**REQUIREMENTS:** Write each record again exactly as it stands.

+===+

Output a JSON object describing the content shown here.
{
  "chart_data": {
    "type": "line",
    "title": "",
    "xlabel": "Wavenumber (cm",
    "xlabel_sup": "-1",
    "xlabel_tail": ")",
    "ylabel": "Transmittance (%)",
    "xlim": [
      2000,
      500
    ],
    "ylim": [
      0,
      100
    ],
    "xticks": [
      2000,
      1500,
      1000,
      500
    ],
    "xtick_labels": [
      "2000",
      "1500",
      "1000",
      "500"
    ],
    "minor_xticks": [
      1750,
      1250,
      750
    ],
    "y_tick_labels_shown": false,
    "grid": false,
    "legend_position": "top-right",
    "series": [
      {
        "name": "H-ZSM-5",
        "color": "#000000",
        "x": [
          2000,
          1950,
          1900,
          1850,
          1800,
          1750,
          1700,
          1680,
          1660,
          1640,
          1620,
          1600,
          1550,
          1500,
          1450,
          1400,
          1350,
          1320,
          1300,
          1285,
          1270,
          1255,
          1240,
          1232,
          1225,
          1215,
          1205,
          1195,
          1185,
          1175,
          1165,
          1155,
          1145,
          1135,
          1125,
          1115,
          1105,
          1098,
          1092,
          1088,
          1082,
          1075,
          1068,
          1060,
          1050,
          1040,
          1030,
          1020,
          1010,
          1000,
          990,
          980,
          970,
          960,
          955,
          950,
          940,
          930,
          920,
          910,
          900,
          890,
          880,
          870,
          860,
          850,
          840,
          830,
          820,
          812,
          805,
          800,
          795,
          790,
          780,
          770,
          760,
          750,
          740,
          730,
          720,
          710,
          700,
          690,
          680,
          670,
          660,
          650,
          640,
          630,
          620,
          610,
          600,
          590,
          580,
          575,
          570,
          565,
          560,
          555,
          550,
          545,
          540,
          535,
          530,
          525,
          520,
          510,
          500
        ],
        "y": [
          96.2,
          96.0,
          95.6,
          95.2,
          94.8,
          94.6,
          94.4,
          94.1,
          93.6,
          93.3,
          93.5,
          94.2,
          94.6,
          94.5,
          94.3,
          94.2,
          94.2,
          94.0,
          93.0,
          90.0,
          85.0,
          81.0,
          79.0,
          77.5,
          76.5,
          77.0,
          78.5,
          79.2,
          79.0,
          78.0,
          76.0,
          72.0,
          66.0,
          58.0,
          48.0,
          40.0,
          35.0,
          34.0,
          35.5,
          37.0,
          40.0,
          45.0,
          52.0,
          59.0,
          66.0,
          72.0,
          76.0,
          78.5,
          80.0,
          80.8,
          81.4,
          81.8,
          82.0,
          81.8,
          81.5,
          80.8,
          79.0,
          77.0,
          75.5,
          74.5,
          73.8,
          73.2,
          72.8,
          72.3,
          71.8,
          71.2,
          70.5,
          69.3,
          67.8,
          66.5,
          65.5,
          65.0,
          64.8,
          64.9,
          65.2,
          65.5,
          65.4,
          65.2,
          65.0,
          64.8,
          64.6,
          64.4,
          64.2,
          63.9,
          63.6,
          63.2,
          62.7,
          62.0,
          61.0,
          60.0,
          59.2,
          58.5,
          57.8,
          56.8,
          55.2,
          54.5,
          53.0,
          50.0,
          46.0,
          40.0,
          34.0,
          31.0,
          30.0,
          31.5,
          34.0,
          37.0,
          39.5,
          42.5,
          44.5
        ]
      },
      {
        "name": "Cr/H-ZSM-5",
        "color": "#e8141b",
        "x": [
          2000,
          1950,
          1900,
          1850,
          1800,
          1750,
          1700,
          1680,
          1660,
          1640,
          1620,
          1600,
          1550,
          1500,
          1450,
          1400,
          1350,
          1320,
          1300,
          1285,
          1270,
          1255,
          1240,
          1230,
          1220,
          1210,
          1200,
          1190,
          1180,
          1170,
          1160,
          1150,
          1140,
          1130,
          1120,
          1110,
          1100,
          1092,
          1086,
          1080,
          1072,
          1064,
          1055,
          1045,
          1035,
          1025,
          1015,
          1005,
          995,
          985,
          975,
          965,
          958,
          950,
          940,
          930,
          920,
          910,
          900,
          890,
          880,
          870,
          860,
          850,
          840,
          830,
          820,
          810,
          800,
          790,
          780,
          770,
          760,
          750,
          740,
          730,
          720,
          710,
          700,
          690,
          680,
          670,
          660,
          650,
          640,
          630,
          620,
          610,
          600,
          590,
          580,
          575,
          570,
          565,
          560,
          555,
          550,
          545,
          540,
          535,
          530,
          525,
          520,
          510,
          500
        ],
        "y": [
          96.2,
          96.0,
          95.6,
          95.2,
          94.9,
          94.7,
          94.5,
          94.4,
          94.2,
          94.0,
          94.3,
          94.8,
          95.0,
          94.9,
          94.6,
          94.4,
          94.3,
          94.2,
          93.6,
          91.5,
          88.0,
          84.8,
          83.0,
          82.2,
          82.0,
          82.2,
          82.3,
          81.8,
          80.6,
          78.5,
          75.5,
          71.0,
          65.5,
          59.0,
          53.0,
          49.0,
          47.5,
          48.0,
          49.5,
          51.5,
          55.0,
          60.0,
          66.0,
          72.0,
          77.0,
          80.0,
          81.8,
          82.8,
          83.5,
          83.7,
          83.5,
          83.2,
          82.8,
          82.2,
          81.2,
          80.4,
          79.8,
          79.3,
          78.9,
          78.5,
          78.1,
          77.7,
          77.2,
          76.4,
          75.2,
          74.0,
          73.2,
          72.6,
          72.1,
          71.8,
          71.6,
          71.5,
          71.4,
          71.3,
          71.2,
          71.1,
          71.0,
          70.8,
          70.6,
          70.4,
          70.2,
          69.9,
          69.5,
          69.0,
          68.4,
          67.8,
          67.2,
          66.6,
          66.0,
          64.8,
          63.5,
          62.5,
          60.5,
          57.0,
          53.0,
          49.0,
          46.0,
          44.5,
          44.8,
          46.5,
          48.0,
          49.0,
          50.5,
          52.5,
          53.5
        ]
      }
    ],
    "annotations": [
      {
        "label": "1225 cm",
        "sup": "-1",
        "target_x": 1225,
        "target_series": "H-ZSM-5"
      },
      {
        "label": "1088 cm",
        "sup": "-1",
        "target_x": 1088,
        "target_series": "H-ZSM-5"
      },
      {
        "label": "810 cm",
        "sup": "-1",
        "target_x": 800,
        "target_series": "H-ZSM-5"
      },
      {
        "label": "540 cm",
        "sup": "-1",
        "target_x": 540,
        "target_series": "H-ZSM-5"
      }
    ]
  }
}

+===+

**ANSWER TO THE TASK:**
Output a JSON object describing the content shown here.
{
  "chart_data": {
    "type": "line",
    "title": "",
    "xlabel": "Wavenumber (cm",
    "xlabel_sup": "-1",
    "xlabel_tail": ")",
    "ylabel": "Transmittance (%)",
    "xlim": [
      2000,
      500
    ],
    "ylim": [
      0,
      100
    ],
    "xticks": [
      2000,
      1500,
      1000,
      500
    ],
    "xtick_labels": [
      "2000",
      "1500",
      "1000",
      "500"
    ],
    "minor_xticks": [
      1750,
      1250,
      750
    ],
    "y_tick_labels_shown": false,
    "grid": false,
    "legend_position": "top-right",
    "series": [
      {
        "name": "H-ZSM-5",
        "color": "#000000",
        "x": [
          2000,
          1950,
          1900,
          1850,
          1800,
          1750,
          1700,
          1680,
          1660,
          1640,
          1620,
          1600,
          1550,
          1500,
          1450,
          1400,
          1350,
          1320,
          1300,
          1285,
          1270,
          1255,
          1240,
          1232,
          1225,
          1215,
          1205,
          1195,
          1185,
          1175,
          1165,
          1155,
          1145,
          1135,
          1125,
          1115,
          1105,
          1098,
          1092,
          1088,
          1082,
          1075,
          1068,
          1060,
          1050,
          1040,
          1030,
          1020,
          1010,
          1000,
          990,
          980,
          970,
          960,
          955,
          950,
          940,
          930,
          920,
          910,
          900,
          890,
          880,
          870,
          860,
          850,
          840,
          830,
          820,
          812,
          805,
          800,
          795,
          790,
          780,
          770,
          760,
          750,
          740,
          730,
          720,
          710,
          700,
          690,
          680,
          670,
          660,
          650,
          640,
          630,
          620,
          610,
          600,
          590,
          580,
          575,
          570,
          565,
          560,
          555,
          550,
          545,
          540,
          535,
          530,
          525,
          520,
          510,
          500
        ],
        "y": [
          96.2,
          96.0,
          95.6,
          95.2,
          94.8,
          94.6,
          94.4,
          94.1,
          93.6,
          93.3,
          93.5,
          94.2,
          94.6,
          94.5,
          94.3,
          94.2,
          94.2,
          94.0,
          93.0,
          90.0,
          85.0,
          81.0,
          79.0,
          77.5,
          76.5,
          77.0,
          78.5,
          79.2,
          79.0,
          78.0,
          76.0,
          72.0,
          66.0,
          58.0,
          48.0,
          40.0,
          35.0,
          34.0,
          35.5,
          37.0,
          40.0,
          45.0,
          52.0,
          59.0,
          66.0,
          72.0,
          76.0,
          78.5,
          80.0,
          80.8,
          81.4,
          81.8,
          82.0,
          81.8,
          81.5,
          80.8,
          79.0,
          77.0,
          75.5,
          74.5,
          73.8,
          73.2,
          72.8,
          72.3,
          71.8,
          71.2,
          70.5,
          69.3,
          67.8,
          66.5,
          65.5,
          65.0,
          64.8,
          64.9,
          65.2,
          65.5,
          65.4,
          65.2,
          65.0,
          64.8,
          64.6,
          64.4,
          64.2,
          63.9,
          63.6,
          63.2,
          62.7,
          62.0,
          61.0,
          60.0,
          59.2,
          58.5,
          57.8,
          56.8,
          55.2,
          54.5,
          53.0,
          50.0,
          46.0,
          40.0,
          34.0,
          31.0,
          30.0,
          31.5,
          34.0,
          37.0,
          39.5,
          42.5,
          44.5
        ]
      },
      {
        "name": "Cr/H-ZSM-5",
        "color": "#e8141b",
        "x": [
          2000,
          1950,
          1900,
          1850,
          1800,
          1750,
          1700,
          1680,
          1660,
          1640,
          1620,
          1600,
          1550,
          1500,
          1450,
          1400,
          1350,
          1320,
          1300,
          1285,
          1270,
          1255,
          1240,
          1230,
          1220,
          1210,
          1200,
          1190,
          1180,
          1170,
          1160,
          1150,
          1140,
          1130,
          1120,
          1110,
          1100,
          1092,
          1086,
          1080,
          1072,
          1064,
          1055,
          1045,
          1035,
          1025,
          1015,
          1005,
          995,
          985,
          975,
          965,
          958,
          950,
          940,
          930,
          920,
          910,
          900,
          890,
          880,
          870,
          860,
          850,
          840,
          830,
          820,
          810,
          800,
          790,
          780,
          770,
          760,
          750,
          740,
          730,
          720,
          710,
          700,
          690,
          680,
          670,
          660,
          650,
          640,
          630,
          620,
          610,
          600,
          590,
          580,
          575,
          570,
          565,
          560,
          555,
          550,
          545,
          540,
          535,
          530,
          525,
          520,
          510,
          500
        ],
        "y": [
          96.2,
          96.0,
          95.6,
          95.2,
          94.9,
          94.7,
          94.5,
          94.4,
          94.2,
          94.0,
          94.3,
          94.8,
          95.0,
          94.9,
          94.6,
          94.4,
          94.3,
          94.2,
          93.6,
          91.5,
          88.0,
          84.8,
          83.0,
          82.2,
          82.0,
          82.2,
          82.3,
          81.8,
          80.6,
          78.5,
          75.5,
          71.0,
          65.5,
          59.0,
          53.0,
          49.0,
          47.5,
          48.0,
          49.5,
          51.5,
          55.0,
          60.0,
          66.0,
          72.0,
          77.0,
          80.0,
          81.8,
          82.8,
          83.5,
          83.7,
          83.5,
          83.2,
          82.8,
          82.2,
          81.2,
          80.4,
          79.8,
          79.3,
          78.9,
          78.5,
          78.1,
          77.7,
          77.2,
          76.4,
          75.2,
          74.0,
          73.2,
          72.6,
          72.1,
          71.8,
          71.6,
          71.5,
          71.4,
          71.3,
          71.2,
          71.1,
          71.0,
          70.8,
          70.6,
          70.4,
          70.2,
          69.9,
          69.5,
          69.0,
          68.4,
          67.8,
          67.2,
          66.6,
          66.0,
          64.8,
          63.5,
          62.5,
          60.5,
          57.0,
          53.0,
          49.0,
          46.0,
          44.5,
          44.8,
          46.5,
          48.0,
          49.0,
          50.5,
          52.5,
          53.5
        ]
      }
    ],
    "annotations": [
      {
        "label": "1225 cm",
        "sup": "-1",
        "target_x": 1225,
        "target_series": "H-ZSM-5"
      },
      {
        "label": "1088 cm",
        "sup": "-1",
        "target_x": 1088,
        "target_series": "H-ZSM-5"
      },
      {
        "label": "810 cm",
        "sup": "-1",
        "target_x": 800,
        "target_series": "H-ZSM-5"
      },
      {
        "label": "540 cm",
        "sup": "-1",
        "target_x": 540,
        "target_series": "H-ZSM-5"
      }
    ]
  }
}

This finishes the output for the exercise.